**Problem requirements:** Reproduce all the lines below exactly and omit the images.

**Material shown:**
* * *

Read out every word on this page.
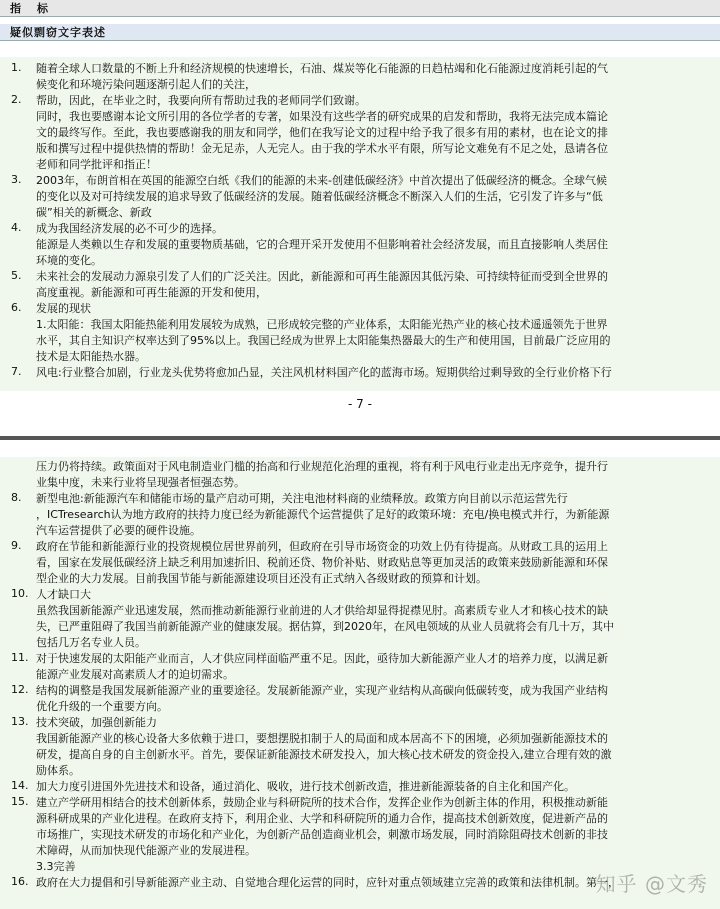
指 标
疑似剽窃文字表述
1.	随着全球人口数量的不断上升和经济规模的快速增长，石油、煤炭等化石能源的日趋枯竭和化石能源过度消耗引起的气

候变化和环境污染问题逐渐引起人们的关注，

2.	帮助，因此，在毕业之时，我要向所有帮助过我的老师同学们致谢。

同时，我也要感谢本论文所引用的各位学者的专著，如果没有这些学者的研究成果的启发和帮助，我将无法完成本篇论

文的最终写作。至此，我也要感谢我的朋友和同学，他们在我写论文的过程中给予我了很多有用的素材，也在论文的排

版和撰写过程中提供热情的帮助！金无足赤，人无完人。由于我的学术水平有限，所写论文难免有不足之处，恳请各位

老师和同学批评和指正！

3.	2003年，布朗首相在英国的能源空白纸《我们的能源的未来-创建低碳经济》中首次提出了低碳经济的概念。全球气候

的变化以及对可持续发展的追求导致了低碳经济的发展。随着低碳经济概念不断深入人们的生活，它引发了许多与“低

碳”相关的新概念、新政

4.	成为我国经济发展的必不可少的选择。

能源是人类赖以生存和发展的重要物质基础，它的合理开采开发使用不但影响着社会经济发展，而且直接影响人类居住

环境的变化。

5.	未来社会的发展动力源泉引发了人们的广泛关注。因此，新能源和可再生能源因其低污染、可持续特征而受到全世界的

高度重视。新能源和可再生能源的开发和使用，

6.	发展的现状

1.太阳能：我国太阳能热能利用发展较为成熟，已形成较完整的产业体系，太阳能光热产业的核心技术遥遥领先于世界

水平，其自主知识产权率达到了95%以上。我国已经成为世界上太阳能集热器最大的生产和使用国，目前最广泛应用的

技术是太阳能热水器。

7.	风电:行业整合加剧，行业龙头优势将愈加凸显，关注风机材料国产化的蓝海市场。短期供给过剩导致的全行业价格下行

- 7 -

压力仍将持续。政策面对于风电制造业门槛的抬高和行业规范化治理的重视，将有利于风电行业走出无序竞争，提升行

业集中度，未来行业将呈现强者恒强态势。

8.	新型电池:新能源汽车和储能市场的量产启动可期，关注电池材料商的业绩释放。政策方向目前以示范运营先行

，ICTresearch认为地方政府的扶持力度已经为新能源代个运营提供了足好的政策环境：充电/换电模式并行，为新能源

汽车运营提供了必要的硬件设施。

9.	政府在节能和新能源行业的投资规模位居世界前列，但政府在引导市场资金的功效上仍有待提高。从财政工具的运用上

看，国家在发展低碳经济上缺乏利用加速折旧、税前还贷、物价补贴、财政贴息等更加灵活的政策来鼓励新能源和环保

型企业的大力发展。目前我国节能与新能源建设项目还没有正式纳入各级财政的预算和计划。

10. 人才缺口大

虽然我国新能源产业迅速发展，然而推动新能源行业前进的人才供给却显得捉襟见肘。高素质专业人才和核心技术的缺

失，已严重阻碍了我国当前新能源产业的健康发展。据估算，到2020年，在风电领域的从业人员就将会有几十万，其中

包括几万名专业人员。

11. 对于快速发展的太阳能产业而言，人才供应同样面临严重不足。因此，亟待加大新能源产业人才的培养力度，以满足新

能源产业发展对高素质人才的迫切需求。

12. 结构的调整是我国发展新能源产业的重要途径。发展新能源产业，实现产业结构从高碳向低碳转变，成为我国产业结构

优化升级的一个重要方向。

13. 技术突破，加强创新能力

我国新能源产业的核心设备大多依赖于进口，要想摆脱扣制于人的局面和成本居高不下的困境，必须加强新能源技术的

研发，提高自身的自主创新水平。首先，要保证新能源技术研发投入，加大核心技术研发的资金投入,建立合理有效的激

励体系。

14. 加大力度引进国外先进技术和设备，通过消化、吸收，进行技术创新改造，推进新能源装备的自主化和国产化。

15. 建立产学研用相结合的技术创新体系，鼓励企业与科研院所的技术合作，发挥企业作为创新主体的作用，积极推动新能

源科研成果的产业化进程。在政府支持下，利用企业、大学和科研院所的通力合作，提高技术创新效度，促进新产品的

市场推广，实现技术研发的市场化和产业化，为创新产品创造商业机会，刺激市场发展，同时消除阻碍技术创新的非技

术障碍，从而加快现代能源产业的发展进程。

3.3完善

16. 政府在大力提倡和引导新能源产业主动、自觉地合理化运营的同时，应针对重点领域建立完善的政策和法律机制。第一，

知乎 @文秀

* * *

**Solution for this exercise:**
Read out every word on this page.
指 标
疑似剽窃文字表述
1.	随着全球人口数量的不断上升和经济规模的快速增长，石油、煤炭等化石能源的日趋枯竭和化石能源过度消耗引起的气

候变化和环境污染问题逐渐引起人们的关注，

2.	帮助，因此，在毕业之时，我要向所有帮助过我的老师同学们致谢。

同时，我也要感谢本论文所引用的各位学者的专著，如果没有这些学者的研究成果的启发和帮助，我将无法完成本篇论

文的最终写作。至此，我也要感谢我的朋友和同学，他们在我写论文的过程中给予我了很多有用的素材，也在论文的排

版和撰写过程中提供热情的帮助！金无足赤，人无完人。由于我的学术水平有限，所写论文难免有不足之处，恳请各位

老师和同学批评和指正！

3.	2003年，布朗首相在英国的能源空白纸《我们的能源的未来-创建低碳经济》中首次提出了低碳经济的概念。全球气候

的变化以及对可持续发展的追求导致了低碳经济的发展。随着低碳经济概念不断深入人们的生活，它引发了许多与“低

碳”相关的新概念、新政

4.	成为我国经济发展的必不可少的选择。

能源是人类赖以生存和发展的重要物质基础，它的合理开采开发使用不但影响着社会经济发展，而且直接影响人类居住

环境的变化。

5.	未来社会的发展动力源泉引发了人们的广泛关注。因此，新能源和可再生能源因其低污染、可持续特征而受到全世界的

高度重视。新能源和可再生能源的开发和使用，

6.	发展的现状

1.太阳能：我国太阳能热能利用发展较为成熟，已形成较完整的产业体系，太阳能光热产业的核心技术遥遥领先于世界

水平，其自主知识产权率达到了95%以上。我国已经成为世界上太阳能集热器最大的生产和使用国，目前最广泛应用的

技术是太阳能热水器。

7.	风电:行业整合加剧，行业龙头优势将愈加凸显，关注风机材料国产化的蓝海市场。短期供给过剩导致的全行业价格下行

- 7 -

压力仍将持续。政策面对于风电制造业门槛的抬高和行业规范化治理的重视，将有利于风电行业走出无序竞争，提升行

业集中度，未来行业将呈现强者恒强态势。

8.	新型电池:新能源汽车和储能市场的量产启动可期，关注电池材料商的业绩释放。政策方向目前以示范运营先行

，ICTresearch认为地方政府的扶持力度已经为新能源代个运营提供了足好的政策环境：充电/换电模式并行，为新能源

汽车运营提供了必要的硬件设施。

9.	政府在节能和新能源行业的投资规模位居世界前列，但政府在引导市场资金的功效上仍有待提高。从财政工具的运用上

看，国家在发展低碳经济上缺乏利用加速折旧、税前还贷、物价补贴、财政贴息等更加灵活的政策来鼓励新能源和环保

型企业的大力发展。目前我国节能与新能源建设项目还没有正式纳入各级财政的预算和计划。

10. 人才缺口大

虽然我国新能源产业迅速发展，然而推动新能源行业前进的人才供给却显得捉襟见肘。高素质专业人才和核心技术的缺

失，已严重阻碍了我国当前新能源产业的健康发展。据估算，到2020年，在风电领域的从业人员就将会有几十万，其中

包括几万名专业人员。

11. 对于快速发展的太阳能产业而言，人才供应同样面临严重不足。因此，亟待加大新能源产业人才的培养力度，以满足新

能源产业发展对高素质人才的迫切需求。

12. 结构的调整是我国发展新能源产业的重要途径。发展新能源产业，实现产业结构从高碳向低碳转变，成为我国产业结构

优化升级的一个重要方向。

13. 技术突破，加强创新能力

我国新能源产业的核心设备大多依赖于进口，要想摆脱扣制于人的局面和成本居高不下的困境，必须加强新能源技术的

研发，提高自身的自主创新水平。首先，要保证新能源技术研发投入，加大核心技术研发的资金投入,建立合理有效的激

励体系。

14. 加大力度引进国外先进技术和设备，通过消化、吸收，进行技术创新改造，推进新能源装备的自主化和国产化。

15. 建立产学研用相结合的技术创新体系，鼓励企业与科研院所的技术合作，发挥企业作为创新主体的作用，积极推动新能

源科研成果的产业化进程。在政府支持下，利用企业、大学和科研院所的通力合作，提高技术创新效度，促进新产品的

市场推广，实现技术研发的市场化和产业化，为创新产品创造商业机会，刺激市场发展，同时消除阻碍技术创新的非技

术障碍，从而加快现代能源产业的发展进程。

3.3完善

16. 政府在大力提倡和引导新能源产业主动、自觉地合理化运营的同时，应针对重点领域建立完善的政策和法律机制。第一，

知乎 @文秀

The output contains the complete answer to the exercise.